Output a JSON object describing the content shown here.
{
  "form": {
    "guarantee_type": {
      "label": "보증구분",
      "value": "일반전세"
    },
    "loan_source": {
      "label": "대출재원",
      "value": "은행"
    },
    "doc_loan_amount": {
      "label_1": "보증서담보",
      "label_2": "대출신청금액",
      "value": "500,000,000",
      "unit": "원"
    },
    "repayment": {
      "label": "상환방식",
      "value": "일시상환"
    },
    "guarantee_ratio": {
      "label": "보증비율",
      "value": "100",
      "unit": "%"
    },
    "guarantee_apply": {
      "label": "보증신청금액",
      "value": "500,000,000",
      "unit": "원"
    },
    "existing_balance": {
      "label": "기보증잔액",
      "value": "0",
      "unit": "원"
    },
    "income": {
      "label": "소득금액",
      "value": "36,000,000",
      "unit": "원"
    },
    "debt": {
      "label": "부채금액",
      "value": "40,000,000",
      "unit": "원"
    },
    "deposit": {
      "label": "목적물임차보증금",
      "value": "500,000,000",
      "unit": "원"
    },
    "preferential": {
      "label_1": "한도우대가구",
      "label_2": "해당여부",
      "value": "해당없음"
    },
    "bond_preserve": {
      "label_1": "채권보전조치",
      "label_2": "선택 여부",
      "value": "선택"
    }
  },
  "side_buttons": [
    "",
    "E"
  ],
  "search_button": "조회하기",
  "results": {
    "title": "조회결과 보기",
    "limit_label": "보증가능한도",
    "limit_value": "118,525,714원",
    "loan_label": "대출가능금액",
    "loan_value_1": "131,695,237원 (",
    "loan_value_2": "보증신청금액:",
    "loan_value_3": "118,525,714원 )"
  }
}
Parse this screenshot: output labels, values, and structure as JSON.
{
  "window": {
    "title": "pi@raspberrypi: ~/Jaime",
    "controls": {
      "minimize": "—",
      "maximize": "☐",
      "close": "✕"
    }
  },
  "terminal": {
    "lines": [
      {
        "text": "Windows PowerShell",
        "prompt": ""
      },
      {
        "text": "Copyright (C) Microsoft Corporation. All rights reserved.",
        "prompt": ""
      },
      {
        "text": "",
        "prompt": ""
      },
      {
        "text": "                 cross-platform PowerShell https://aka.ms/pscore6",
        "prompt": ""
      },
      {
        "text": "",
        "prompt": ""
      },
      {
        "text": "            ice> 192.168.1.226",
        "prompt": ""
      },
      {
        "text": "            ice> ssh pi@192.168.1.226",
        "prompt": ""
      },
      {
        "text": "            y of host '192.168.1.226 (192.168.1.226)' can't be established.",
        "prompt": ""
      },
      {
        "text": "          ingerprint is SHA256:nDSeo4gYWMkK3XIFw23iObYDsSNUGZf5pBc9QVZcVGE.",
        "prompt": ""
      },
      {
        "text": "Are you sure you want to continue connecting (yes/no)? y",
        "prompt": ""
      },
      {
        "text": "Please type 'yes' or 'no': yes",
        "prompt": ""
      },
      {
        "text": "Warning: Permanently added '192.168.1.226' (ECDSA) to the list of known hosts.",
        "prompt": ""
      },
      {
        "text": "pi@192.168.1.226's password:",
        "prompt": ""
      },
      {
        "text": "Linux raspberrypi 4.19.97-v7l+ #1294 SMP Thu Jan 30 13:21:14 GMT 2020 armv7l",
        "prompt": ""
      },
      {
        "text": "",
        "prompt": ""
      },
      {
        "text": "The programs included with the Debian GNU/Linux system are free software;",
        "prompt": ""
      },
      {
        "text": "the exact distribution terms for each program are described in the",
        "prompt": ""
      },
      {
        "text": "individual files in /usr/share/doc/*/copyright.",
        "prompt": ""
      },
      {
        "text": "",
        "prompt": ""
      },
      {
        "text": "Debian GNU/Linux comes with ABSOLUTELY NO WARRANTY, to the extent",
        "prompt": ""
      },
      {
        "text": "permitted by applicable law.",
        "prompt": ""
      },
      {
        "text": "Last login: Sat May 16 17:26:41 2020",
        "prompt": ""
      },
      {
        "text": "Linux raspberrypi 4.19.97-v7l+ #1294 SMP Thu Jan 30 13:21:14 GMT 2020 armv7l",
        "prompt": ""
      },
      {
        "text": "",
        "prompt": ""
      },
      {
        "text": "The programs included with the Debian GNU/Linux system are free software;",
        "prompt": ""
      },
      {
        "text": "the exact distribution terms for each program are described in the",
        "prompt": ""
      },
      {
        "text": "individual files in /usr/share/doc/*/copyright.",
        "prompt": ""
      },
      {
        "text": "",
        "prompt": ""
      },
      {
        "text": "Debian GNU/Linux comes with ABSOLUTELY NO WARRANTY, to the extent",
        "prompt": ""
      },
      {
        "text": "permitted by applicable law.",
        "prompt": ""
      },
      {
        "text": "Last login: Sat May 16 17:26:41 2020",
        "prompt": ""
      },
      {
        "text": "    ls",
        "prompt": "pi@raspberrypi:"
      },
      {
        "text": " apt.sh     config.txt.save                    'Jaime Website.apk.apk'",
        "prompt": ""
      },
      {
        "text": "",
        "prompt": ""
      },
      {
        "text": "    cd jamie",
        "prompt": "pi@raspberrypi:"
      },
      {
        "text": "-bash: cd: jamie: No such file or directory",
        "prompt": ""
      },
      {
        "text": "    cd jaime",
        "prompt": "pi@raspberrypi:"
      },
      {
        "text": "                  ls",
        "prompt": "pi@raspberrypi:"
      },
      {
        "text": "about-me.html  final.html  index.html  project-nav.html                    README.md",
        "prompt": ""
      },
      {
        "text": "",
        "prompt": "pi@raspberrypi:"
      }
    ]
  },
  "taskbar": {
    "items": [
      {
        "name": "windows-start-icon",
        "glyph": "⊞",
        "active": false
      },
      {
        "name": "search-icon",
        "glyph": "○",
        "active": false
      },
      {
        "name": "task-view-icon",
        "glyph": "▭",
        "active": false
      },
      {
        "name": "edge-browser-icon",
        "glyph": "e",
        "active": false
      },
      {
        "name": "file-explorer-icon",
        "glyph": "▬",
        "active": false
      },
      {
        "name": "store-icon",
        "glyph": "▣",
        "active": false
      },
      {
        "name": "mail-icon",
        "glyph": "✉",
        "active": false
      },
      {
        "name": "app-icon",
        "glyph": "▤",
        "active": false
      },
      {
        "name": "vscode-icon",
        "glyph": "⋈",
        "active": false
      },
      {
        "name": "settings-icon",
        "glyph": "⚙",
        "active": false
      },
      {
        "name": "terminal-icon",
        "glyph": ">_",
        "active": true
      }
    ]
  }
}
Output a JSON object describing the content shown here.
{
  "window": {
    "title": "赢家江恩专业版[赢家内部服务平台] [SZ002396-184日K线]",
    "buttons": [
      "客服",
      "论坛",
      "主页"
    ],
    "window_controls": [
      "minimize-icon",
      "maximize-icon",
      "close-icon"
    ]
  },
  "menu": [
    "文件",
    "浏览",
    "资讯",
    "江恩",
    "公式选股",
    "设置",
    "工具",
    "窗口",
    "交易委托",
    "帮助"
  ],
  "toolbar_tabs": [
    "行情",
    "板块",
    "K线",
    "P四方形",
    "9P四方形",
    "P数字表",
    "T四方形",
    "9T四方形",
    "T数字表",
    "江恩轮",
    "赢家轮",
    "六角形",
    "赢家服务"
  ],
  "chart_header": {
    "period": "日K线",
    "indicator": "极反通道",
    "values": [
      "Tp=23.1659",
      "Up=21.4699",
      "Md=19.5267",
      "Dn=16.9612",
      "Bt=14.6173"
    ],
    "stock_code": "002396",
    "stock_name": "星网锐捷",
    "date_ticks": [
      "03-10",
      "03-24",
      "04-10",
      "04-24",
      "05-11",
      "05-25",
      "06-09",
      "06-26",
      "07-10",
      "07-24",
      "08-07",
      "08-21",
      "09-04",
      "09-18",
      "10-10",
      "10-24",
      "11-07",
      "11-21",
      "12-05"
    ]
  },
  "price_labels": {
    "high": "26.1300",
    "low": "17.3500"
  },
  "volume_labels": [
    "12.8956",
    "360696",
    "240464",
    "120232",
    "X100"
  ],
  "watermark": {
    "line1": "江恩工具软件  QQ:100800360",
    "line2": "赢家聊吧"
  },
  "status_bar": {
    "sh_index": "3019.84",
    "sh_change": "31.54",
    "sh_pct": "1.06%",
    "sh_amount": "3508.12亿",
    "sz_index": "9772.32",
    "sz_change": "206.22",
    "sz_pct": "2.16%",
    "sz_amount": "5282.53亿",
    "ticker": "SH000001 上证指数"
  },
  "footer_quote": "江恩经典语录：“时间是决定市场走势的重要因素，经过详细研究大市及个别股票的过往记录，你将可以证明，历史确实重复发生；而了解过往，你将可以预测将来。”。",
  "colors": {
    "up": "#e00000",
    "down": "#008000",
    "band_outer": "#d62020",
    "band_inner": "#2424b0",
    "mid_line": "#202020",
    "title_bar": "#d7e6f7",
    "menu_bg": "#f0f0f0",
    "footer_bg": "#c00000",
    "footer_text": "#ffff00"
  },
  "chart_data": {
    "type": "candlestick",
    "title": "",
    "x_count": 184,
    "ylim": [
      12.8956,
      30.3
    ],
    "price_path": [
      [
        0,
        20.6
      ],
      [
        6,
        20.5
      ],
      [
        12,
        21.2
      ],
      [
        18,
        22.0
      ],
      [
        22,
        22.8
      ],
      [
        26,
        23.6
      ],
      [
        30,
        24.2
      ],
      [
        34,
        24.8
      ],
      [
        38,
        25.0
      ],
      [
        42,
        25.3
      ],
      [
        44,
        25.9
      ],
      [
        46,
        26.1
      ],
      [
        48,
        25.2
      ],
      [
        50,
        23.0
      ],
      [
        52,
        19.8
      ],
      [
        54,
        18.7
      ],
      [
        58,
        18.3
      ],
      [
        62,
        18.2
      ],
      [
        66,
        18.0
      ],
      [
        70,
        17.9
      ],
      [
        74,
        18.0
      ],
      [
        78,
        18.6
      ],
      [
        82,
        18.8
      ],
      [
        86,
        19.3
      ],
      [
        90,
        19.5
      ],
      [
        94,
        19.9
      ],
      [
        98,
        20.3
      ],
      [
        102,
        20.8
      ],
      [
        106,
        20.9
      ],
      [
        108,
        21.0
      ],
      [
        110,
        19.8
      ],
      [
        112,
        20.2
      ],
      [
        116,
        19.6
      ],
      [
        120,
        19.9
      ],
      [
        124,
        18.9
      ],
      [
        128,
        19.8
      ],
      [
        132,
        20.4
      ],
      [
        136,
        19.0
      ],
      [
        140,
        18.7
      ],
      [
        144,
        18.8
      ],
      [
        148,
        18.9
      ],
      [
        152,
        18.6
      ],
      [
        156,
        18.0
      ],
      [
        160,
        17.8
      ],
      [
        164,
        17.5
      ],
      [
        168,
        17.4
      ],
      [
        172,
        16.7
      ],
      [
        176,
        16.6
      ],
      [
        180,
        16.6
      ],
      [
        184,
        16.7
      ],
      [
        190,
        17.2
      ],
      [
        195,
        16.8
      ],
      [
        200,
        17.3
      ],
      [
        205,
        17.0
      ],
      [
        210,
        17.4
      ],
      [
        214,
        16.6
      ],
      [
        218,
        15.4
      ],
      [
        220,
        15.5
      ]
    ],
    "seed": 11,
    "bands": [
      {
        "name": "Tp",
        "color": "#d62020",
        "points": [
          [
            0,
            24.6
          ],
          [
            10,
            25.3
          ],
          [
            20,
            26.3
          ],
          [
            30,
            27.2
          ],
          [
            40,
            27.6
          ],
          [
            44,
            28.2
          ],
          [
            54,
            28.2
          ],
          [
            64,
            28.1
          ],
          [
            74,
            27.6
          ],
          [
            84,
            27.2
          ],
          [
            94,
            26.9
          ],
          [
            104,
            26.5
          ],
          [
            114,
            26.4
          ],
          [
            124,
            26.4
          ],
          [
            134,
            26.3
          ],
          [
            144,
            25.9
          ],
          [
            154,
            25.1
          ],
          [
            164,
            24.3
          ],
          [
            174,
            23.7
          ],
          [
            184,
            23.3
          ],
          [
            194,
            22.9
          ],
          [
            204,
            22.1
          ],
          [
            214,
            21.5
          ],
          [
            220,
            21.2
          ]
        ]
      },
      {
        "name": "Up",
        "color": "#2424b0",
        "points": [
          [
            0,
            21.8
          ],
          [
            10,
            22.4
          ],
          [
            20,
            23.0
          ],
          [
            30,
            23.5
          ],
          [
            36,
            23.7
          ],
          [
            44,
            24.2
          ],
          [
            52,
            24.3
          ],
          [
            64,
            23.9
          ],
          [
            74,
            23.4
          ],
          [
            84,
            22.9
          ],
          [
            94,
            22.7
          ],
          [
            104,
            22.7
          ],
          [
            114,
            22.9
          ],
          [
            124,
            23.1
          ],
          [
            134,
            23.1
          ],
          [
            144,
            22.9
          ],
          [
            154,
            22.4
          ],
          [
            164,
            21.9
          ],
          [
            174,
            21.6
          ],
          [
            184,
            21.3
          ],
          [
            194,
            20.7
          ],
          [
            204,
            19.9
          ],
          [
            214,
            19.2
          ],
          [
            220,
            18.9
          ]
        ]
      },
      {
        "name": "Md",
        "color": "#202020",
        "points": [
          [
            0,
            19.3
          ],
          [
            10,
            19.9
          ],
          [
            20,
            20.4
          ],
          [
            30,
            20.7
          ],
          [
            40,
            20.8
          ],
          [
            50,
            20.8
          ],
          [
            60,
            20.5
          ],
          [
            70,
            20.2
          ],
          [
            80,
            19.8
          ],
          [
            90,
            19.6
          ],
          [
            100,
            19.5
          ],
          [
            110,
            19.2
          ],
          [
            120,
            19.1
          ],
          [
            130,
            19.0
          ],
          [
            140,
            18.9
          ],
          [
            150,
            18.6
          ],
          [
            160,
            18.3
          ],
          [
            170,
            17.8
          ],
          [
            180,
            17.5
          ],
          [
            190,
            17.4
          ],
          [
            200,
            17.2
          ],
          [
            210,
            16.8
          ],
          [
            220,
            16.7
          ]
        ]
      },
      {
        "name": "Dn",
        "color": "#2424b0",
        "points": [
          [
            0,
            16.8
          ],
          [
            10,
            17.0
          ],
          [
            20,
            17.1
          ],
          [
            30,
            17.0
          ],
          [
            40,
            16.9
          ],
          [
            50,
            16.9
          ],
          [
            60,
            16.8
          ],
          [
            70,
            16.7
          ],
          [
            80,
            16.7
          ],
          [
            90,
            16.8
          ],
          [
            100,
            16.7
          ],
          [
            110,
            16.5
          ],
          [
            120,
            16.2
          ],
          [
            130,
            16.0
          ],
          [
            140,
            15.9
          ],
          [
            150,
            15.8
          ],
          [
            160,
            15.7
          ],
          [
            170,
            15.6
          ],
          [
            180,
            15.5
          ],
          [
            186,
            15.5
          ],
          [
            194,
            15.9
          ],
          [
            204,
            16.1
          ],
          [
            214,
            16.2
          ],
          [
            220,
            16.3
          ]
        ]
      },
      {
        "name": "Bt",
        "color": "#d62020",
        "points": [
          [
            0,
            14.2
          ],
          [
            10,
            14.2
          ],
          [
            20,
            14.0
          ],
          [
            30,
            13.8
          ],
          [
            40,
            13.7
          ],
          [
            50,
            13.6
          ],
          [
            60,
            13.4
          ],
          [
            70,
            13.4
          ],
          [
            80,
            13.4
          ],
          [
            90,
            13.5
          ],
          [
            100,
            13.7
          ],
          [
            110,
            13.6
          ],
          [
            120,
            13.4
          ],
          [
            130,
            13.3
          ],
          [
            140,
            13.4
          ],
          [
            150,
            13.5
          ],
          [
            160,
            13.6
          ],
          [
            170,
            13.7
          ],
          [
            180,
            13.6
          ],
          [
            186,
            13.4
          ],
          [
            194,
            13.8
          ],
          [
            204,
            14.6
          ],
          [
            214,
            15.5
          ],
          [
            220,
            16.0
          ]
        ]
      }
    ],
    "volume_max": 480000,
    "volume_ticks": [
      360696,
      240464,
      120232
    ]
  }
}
....
### Given request
Note how many lines in the material hold the word "glyph", and give that number with nothing added.

### Reply to the exercise
11